Reproduce all of the material exactly as shown.

====================

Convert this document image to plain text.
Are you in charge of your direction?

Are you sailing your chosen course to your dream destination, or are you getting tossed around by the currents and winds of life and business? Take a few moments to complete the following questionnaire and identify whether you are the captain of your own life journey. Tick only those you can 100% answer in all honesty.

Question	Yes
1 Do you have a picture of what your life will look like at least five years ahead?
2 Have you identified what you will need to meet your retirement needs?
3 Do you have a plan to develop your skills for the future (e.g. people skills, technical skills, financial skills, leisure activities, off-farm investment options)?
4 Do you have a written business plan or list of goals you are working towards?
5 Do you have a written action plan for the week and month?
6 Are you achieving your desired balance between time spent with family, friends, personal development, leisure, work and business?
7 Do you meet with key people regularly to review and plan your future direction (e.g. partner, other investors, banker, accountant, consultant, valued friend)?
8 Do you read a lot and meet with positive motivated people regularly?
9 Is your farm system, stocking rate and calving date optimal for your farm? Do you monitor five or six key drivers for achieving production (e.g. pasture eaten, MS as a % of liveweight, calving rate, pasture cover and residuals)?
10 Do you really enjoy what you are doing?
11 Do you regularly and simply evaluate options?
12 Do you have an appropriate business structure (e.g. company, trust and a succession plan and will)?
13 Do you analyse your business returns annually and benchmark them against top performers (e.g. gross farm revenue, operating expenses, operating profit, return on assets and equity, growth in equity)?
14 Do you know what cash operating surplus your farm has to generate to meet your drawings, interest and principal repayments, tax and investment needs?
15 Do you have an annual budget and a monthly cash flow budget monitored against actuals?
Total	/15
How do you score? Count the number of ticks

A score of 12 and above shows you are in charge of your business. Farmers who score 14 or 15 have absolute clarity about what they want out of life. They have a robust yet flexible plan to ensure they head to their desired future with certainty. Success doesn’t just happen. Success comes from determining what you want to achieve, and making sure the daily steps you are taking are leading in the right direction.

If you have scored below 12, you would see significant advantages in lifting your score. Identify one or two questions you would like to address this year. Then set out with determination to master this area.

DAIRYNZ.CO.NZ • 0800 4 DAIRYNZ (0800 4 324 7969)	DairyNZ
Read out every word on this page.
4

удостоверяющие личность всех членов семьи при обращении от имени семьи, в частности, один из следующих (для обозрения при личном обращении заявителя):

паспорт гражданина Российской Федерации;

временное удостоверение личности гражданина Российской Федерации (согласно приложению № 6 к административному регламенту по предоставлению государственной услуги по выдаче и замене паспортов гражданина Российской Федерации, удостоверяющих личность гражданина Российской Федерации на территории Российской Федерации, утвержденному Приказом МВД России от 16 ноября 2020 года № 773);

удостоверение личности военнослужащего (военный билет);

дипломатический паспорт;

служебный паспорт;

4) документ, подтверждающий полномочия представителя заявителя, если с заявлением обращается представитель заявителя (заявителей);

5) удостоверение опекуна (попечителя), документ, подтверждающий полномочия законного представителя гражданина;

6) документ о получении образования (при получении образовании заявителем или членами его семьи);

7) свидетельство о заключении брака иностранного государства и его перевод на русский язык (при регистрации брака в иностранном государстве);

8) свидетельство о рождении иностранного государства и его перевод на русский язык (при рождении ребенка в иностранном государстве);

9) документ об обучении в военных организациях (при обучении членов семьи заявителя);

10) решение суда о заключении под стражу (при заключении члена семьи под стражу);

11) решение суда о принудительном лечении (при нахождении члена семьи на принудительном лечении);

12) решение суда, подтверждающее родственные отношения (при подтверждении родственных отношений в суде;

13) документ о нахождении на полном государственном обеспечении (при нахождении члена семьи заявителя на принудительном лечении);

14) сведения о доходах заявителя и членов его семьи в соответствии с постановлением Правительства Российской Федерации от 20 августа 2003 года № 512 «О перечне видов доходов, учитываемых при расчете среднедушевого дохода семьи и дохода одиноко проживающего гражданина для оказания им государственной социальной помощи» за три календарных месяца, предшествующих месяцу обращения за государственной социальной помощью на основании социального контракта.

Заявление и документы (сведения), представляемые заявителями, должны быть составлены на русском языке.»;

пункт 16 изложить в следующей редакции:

====================

Response below »
Convert this document image to plain text.
Are you in charge of your direction?

Are you sailing your chosen course to your dream destination, or are you getting tossed around by the currents and winds of life and business? Take a few moments to complete the following questionnaire and identify whether you are the captain of your own life journey. Tick only those you can 100% answer in all honesty.

Question	Yes
1 Do you have a picture of what your life will look like at least five years ahead?
2 Have you identified what you will need to meet your retirement needs?
3 Do you have a plan to develop your skills for the future (e.g. people skills, technical skills, financial skills, leisure activities, off-farm investment options)?
4 Do you have a written business plan or list of goals you are working towards?
5 Do you have a written action plan for the week and month?
6 Are you achieving your desired balance between time spent with family, friends, personal development, leisure, work and business?
7 Do you meet with key people regularly to review and plan your future direction (e.g. partner, other investors, banker, accountant, consultant, valued friend)?
8 Do you read a lot and meet with positive motivated people regularly?
9 Is your farm system, stocking rate and calving date optimal for your farm? Do you monitor five or six key drivers for achieving production (e.g. pasture eaten, MS as a % of liveweight, calving rate, pasture cover and residuals)?
10 Do you really enjoy what you are doing?
11 Do you regularly and simply evaluate options?
12 Do you have an appropriate business structure (e.g. company, trust and a succession plan and will)?
13 Do you analyse your business returns annually and benchmark them against top performers (e.g. gross farm revenue, operating expenses, operating profit, return on assets and equity, growth in equity)?
14 Do you know what cash operating surplus your farm has to generate to meet your drawings, interest and principal repayments, tax and investment needs?
15 Do you have an annual budget and a monthly cash flow budget monitored against actuals?
Total	/15
How do you score? Count the number of ticks

A score of 12 and above shows you are in charge of your business. Farmers who score 14 or 15 have absolute clarity about what they want out of life. They have a robust yet flexible plan to ensure they head to their desired future with certainty. Success doesn’t just happen. Success comes from determining what you want to achieve, and making sure the daily steps you are taking are leading in the right direction.

If you have scored below 12, you would see significant advantages in lifting your score. Identify one or two questions you would like to address this year. Then set out with determination to master this area.

DAIRYNZ.CO.NZ • 0800 4 DAIRYNZ (0800 4 324 7969)	DairyNZ
Read out every word on this page.
4

удостоверяющие личность всех членов семьи при обращении от имени семьи, в частности, один из следующих (для обозрения при личном обращении заявителя):

паспорт гражданина Российской Федерации;

временное удостоверение личности гражданина Российской Федерации (согласно приложению № 6 к административному регламенту по предоставлению государственной услуги по выдаче и замене паспортов гражданина Российской Федерации, удостоверяющих личность гражданина Российской Федерации на территории Российской Федерации, утвержденному Приказом МВД России от 16 ноября 2020 года № 773);

удостоверение личности военнослужащего (военный билет);

дипломатический паспорт;

служебный паспорт;

4) документ, подтверждающий полномочия представителя заявителя, если с заявлением обращается представитель заявителя (заявителей);

5) удостоверение опекуна (попечителя), документ, подтверждающий полномочия законного представителя гражданина;

6) документ о получении образования (при получении образовании заявителем или членами его семьи);

7) свидетельство о заключении брака иностранного государства и его перевод на русский язык (при регистрации брака в иностранном государстве);

8) свидетельство о рождении иностранного государства и его перевод на русский язык (при рождении ребенка в иностранном государстве);

9) документ об обучении в военных организациях (при обучении членов семьи заявителя);

10) решение суда о заключении под стражу (при заключении члена семьи под стражу);

11) решение суда о принудительном лечении (при нахождении члена семьи на принудительном лечении);

12) решение суда, подтверждающее родственные отношения (при подтверждении родственных отношений в суде;

13) документ о нахождении на полном государственном обеспечении (при нахождении члена семьи заявителя на принудительном лечении);

14) сведения о доходах заявителя и членов его семьи в соответствии с постановлением Правительства Российской Федерации от 20 августа 2003 года № 512 «О перечне видов доходов, учитываемых при расчете среднедушевого дохода семьи и дохода одиноко проживающего гражданина для оказания им государственной социальной помощи» за три календарных месяца, предшествующих месяцу обращения за государственной социальной помощью на основании социального контракта.

Заявление и документы (сведения), представляемые заявителями, должны быть составлены на русском языке.»;

пункт 16 изложить в следующей редакции:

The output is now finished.